[Data tied to figure images]
┌──
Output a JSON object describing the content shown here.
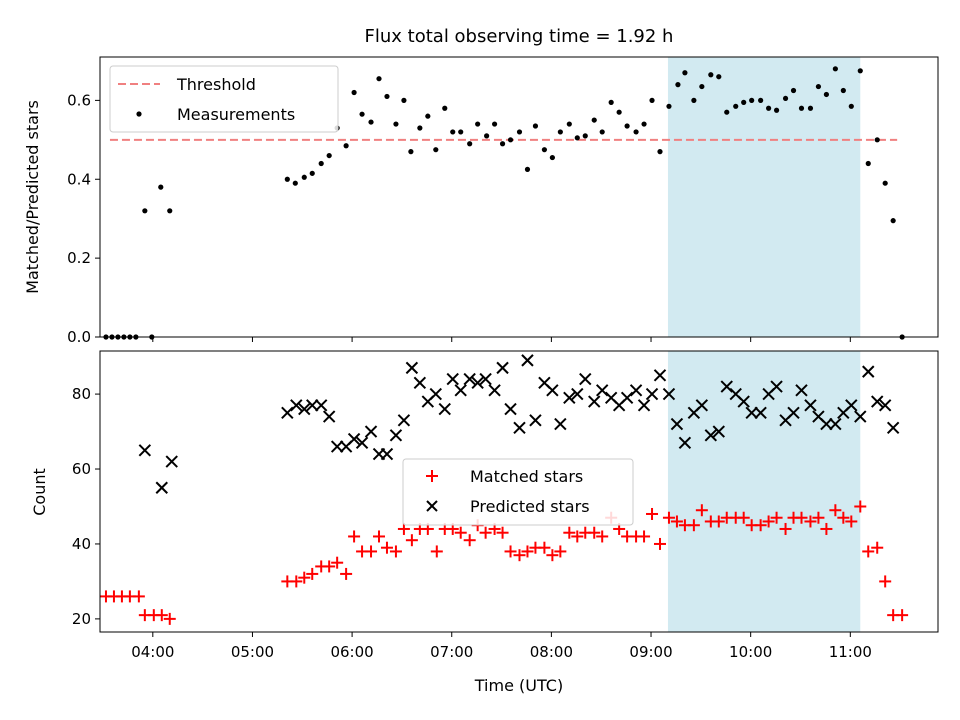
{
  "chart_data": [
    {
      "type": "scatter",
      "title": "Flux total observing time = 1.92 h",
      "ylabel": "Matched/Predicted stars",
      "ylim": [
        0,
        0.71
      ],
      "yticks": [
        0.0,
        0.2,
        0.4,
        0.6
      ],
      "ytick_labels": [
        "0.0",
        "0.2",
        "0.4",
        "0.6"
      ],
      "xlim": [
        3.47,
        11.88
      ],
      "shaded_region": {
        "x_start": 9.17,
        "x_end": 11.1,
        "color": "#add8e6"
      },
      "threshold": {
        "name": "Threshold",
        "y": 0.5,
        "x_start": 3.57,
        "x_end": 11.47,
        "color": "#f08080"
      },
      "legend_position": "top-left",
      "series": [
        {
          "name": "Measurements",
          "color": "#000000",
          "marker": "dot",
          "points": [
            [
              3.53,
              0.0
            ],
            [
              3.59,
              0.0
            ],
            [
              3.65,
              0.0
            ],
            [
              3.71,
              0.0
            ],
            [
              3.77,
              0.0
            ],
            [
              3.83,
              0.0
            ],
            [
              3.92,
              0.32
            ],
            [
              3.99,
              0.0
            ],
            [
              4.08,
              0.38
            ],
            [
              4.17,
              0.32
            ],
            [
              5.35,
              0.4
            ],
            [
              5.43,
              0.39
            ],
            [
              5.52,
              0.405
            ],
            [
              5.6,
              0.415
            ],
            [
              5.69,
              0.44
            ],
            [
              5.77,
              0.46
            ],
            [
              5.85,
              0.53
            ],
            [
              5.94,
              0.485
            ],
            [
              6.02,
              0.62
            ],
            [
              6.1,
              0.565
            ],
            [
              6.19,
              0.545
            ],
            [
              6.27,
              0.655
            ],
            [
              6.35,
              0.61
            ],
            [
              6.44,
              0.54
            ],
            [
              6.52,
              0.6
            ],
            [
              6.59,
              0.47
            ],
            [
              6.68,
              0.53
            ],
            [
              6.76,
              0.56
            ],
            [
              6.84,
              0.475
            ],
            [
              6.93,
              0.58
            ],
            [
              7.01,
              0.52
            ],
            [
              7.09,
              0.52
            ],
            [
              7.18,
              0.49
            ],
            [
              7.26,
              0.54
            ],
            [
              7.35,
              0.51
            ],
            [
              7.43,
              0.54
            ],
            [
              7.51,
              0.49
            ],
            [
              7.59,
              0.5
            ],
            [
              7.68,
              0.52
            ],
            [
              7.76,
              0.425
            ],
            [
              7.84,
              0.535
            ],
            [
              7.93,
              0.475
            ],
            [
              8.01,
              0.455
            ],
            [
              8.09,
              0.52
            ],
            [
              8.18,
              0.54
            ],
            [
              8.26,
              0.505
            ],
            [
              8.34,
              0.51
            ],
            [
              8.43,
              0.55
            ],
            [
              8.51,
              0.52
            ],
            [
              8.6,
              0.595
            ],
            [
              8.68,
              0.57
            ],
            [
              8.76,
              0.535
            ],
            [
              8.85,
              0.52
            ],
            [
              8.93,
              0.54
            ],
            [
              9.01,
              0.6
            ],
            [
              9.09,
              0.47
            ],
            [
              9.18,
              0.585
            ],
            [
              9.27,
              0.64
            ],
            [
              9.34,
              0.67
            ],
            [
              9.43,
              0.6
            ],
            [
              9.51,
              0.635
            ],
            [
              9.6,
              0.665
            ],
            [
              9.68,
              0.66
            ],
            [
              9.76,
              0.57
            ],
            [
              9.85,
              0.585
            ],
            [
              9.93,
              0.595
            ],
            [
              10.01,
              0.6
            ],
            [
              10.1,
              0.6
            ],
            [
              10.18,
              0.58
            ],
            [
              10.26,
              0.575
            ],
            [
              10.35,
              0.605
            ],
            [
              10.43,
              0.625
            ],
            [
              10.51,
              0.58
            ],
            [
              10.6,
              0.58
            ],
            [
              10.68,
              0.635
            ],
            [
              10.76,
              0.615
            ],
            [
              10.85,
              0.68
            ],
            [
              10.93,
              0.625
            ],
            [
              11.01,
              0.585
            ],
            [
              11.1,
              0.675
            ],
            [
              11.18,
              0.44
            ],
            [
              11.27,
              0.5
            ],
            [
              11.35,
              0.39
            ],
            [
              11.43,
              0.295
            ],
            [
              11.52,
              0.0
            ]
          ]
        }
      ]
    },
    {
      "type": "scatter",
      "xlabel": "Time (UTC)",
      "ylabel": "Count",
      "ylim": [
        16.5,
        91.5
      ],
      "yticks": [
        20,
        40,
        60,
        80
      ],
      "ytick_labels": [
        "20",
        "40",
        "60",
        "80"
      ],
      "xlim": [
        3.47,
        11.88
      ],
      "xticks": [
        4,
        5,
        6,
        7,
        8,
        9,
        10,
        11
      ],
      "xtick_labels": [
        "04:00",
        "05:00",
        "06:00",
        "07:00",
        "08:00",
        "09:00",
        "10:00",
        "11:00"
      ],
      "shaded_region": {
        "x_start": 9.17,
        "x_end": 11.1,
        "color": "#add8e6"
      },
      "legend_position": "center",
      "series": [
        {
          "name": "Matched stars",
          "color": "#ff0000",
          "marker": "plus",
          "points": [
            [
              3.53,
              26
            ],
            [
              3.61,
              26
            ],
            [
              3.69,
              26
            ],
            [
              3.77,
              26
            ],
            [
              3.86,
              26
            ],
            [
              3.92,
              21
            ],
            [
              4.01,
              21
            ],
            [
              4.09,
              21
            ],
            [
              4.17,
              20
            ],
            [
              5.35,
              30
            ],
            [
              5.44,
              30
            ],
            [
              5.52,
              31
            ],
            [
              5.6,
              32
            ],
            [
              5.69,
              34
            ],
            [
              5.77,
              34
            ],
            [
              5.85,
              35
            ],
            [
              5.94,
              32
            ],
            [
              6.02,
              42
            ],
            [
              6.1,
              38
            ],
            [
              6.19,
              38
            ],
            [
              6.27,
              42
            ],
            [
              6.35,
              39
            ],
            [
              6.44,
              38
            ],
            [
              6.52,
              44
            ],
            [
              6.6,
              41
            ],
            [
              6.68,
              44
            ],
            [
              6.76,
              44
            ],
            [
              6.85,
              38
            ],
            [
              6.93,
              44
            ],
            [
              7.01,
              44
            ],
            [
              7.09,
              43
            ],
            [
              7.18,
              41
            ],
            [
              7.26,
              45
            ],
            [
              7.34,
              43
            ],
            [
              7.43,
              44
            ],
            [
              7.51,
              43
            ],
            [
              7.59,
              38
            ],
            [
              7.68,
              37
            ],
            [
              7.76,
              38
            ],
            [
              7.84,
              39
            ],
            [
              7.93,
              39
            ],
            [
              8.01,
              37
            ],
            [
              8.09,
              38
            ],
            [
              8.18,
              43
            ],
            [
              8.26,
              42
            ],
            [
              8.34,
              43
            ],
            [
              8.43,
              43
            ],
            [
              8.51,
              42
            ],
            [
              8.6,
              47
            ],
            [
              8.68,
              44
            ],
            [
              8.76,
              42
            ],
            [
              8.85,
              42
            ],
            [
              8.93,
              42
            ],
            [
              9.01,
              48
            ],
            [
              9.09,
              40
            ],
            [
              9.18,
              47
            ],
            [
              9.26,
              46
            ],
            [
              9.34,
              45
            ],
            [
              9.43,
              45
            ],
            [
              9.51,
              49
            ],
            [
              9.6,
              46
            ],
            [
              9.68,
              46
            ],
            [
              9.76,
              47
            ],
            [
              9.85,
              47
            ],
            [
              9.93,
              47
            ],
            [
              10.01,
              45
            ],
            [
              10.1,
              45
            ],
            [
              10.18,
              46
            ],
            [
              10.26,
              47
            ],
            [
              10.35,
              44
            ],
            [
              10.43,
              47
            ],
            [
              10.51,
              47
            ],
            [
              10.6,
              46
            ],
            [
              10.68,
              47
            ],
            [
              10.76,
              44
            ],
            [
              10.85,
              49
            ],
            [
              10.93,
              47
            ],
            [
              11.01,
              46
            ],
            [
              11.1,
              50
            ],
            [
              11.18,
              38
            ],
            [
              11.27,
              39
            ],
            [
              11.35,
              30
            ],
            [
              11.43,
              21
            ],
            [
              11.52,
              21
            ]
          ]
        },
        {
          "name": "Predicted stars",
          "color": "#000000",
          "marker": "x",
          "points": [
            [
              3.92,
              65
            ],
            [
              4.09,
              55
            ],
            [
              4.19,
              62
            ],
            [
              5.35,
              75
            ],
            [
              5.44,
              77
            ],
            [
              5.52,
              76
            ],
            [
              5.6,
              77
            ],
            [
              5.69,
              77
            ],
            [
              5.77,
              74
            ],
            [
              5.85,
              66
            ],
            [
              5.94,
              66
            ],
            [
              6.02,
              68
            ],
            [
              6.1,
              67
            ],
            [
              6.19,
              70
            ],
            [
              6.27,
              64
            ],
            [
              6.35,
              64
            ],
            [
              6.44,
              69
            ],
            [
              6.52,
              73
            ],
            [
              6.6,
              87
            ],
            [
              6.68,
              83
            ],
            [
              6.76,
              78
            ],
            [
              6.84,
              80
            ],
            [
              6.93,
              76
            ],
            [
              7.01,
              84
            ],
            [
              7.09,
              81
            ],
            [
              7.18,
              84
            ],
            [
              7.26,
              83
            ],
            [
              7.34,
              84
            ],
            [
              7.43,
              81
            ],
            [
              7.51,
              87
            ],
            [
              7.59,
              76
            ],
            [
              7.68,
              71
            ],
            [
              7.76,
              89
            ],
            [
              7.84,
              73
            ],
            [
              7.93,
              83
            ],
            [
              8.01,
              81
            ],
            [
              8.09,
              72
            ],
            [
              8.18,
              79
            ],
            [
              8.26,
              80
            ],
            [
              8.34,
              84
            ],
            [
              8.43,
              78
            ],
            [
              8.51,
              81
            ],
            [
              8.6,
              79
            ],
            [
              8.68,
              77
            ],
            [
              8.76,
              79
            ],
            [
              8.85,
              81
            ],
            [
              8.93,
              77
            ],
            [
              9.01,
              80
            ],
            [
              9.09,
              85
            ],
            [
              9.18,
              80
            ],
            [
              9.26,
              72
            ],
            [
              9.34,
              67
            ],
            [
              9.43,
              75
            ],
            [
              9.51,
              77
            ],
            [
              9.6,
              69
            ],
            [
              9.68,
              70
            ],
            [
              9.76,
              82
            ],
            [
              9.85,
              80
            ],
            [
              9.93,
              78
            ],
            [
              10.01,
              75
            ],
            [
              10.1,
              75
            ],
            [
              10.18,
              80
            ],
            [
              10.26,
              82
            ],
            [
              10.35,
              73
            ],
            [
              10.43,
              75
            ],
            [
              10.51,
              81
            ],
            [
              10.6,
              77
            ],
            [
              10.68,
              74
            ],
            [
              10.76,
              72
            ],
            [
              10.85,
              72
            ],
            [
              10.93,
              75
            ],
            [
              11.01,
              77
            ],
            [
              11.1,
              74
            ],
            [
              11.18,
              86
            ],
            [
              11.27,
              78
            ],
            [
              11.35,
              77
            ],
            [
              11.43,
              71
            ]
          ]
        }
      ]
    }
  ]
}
└──
┌──
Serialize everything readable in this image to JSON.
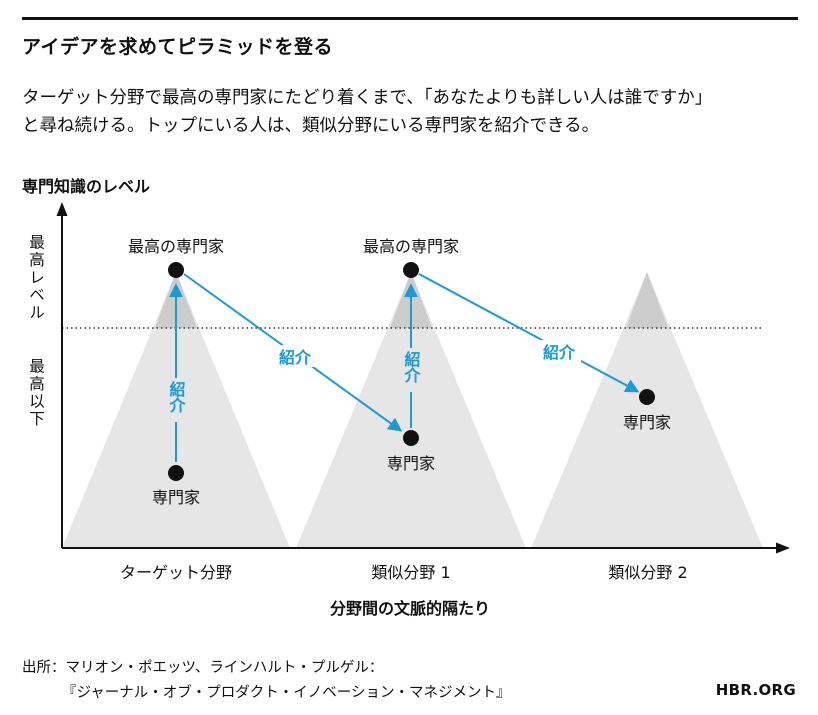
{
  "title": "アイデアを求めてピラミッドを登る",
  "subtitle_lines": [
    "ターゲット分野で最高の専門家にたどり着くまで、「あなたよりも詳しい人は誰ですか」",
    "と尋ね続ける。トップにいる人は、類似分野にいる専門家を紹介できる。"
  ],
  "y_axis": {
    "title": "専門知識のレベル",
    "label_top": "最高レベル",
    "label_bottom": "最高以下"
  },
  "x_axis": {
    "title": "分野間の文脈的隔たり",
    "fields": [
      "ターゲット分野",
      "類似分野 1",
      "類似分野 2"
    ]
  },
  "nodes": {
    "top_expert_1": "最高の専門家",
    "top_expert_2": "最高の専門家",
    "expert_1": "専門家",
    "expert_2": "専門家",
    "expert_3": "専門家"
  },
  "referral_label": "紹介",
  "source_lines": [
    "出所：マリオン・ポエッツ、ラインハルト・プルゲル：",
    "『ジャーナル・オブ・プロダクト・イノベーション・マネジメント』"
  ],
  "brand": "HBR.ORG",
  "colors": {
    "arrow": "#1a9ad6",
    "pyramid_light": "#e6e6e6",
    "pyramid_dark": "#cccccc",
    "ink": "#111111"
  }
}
└──
┌──
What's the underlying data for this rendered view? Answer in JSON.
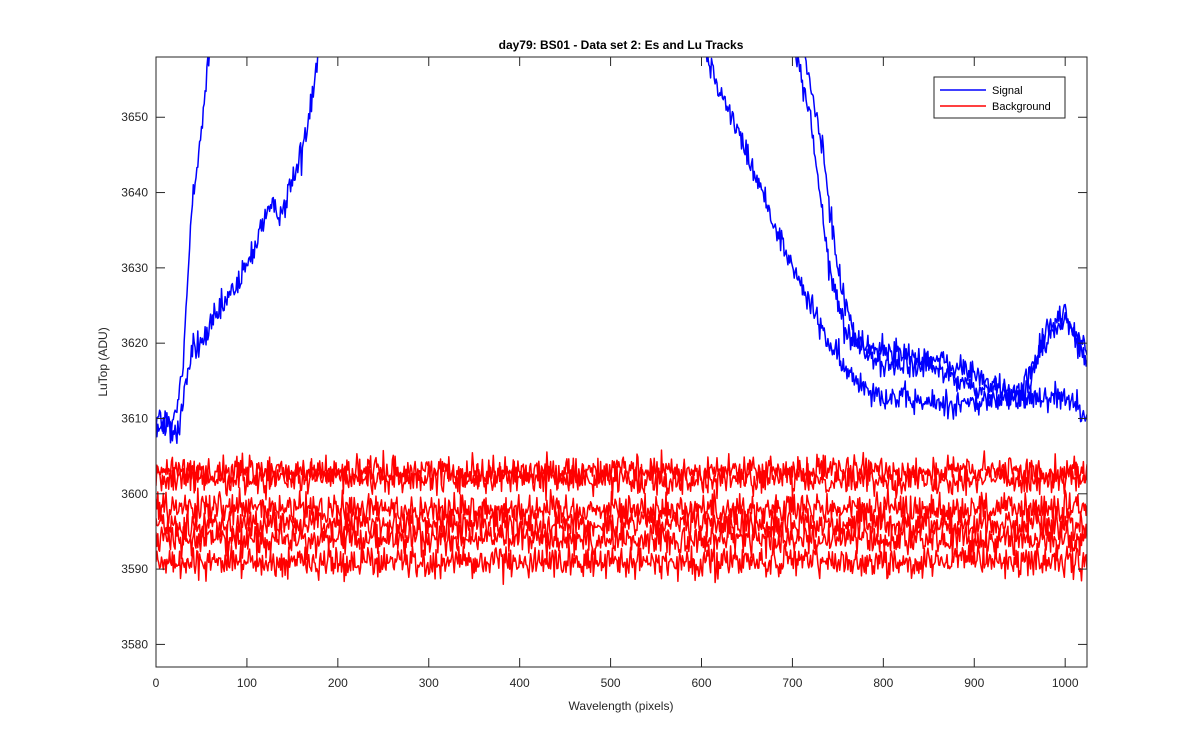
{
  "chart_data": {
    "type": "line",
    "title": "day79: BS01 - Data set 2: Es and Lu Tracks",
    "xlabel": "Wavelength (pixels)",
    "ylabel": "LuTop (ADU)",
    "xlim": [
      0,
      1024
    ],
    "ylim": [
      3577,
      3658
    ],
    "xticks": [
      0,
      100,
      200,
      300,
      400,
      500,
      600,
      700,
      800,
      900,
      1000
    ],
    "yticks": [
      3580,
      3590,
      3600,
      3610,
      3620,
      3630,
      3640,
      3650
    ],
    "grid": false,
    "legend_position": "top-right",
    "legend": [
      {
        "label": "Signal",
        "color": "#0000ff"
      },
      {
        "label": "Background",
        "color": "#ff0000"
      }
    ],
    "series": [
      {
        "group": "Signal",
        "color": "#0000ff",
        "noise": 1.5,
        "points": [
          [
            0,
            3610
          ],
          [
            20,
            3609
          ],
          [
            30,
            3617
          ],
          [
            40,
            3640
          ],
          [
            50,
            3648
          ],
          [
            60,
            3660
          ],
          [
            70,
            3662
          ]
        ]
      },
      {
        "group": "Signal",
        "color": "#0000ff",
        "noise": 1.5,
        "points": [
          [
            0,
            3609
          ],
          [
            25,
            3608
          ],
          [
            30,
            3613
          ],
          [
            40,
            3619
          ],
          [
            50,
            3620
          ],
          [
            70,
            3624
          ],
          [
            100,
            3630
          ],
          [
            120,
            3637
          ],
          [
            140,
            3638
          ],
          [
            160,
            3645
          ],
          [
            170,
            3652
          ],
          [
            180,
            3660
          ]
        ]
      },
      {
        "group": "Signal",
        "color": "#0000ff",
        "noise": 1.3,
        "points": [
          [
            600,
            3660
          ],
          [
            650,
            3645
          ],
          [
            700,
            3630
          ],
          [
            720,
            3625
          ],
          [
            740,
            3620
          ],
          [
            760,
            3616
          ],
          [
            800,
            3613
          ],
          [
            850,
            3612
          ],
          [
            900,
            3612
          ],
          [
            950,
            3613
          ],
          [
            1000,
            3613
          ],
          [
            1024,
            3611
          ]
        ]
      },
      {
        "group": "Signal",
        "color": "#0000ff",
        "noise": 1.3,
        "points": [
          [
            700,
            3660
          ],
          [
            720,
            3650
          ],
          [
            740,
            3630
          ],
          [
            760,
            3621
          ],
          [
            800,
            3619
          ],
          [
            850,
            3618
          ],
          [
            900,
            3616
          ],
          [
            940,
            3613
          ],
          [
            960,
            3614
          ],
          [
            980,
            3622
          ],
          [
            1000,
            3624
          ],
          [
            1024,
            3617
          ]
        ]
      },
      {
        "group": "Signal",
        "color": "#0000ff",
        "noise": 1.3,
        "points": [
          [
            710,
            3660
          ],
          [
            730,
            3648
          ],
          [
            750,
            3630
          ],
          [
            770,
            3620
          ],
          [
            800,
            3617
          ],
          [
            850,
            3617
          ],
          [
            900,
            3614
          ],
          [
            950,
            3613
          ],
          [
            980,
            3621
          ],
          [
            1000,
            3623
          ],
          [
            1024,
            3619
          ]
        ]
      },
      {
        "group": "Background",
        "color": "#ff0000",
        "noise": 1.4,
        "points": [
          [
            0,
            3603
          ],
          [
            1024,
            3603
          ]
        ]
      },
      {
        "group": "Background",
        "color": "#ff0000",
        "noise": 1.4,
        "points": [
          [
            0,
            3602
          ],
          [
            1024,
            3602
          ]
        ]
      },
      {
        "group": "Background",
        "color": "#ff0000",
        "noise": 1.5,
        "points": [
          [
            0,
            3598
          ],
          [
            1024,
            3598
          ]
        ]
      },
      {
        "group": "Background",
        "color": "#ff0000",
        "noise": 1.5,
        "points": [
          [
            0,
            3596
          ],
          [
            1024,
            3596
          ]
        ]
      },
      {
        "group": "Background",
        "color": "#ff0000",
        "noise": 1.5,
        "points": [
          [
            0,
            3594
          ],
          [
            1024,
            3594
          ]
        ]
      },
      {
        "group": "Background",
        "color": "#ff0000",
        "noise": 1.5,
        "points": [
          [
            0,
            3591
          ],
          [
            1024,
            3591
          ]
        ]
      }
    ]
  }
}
└──
_Task requirements_. Identify the lines that contain the string "xlabel", and copy every one of them.

_Response below_.
      "xlabel": "Time (UTC)",
    "xlabel": "Wavelength (pixels)",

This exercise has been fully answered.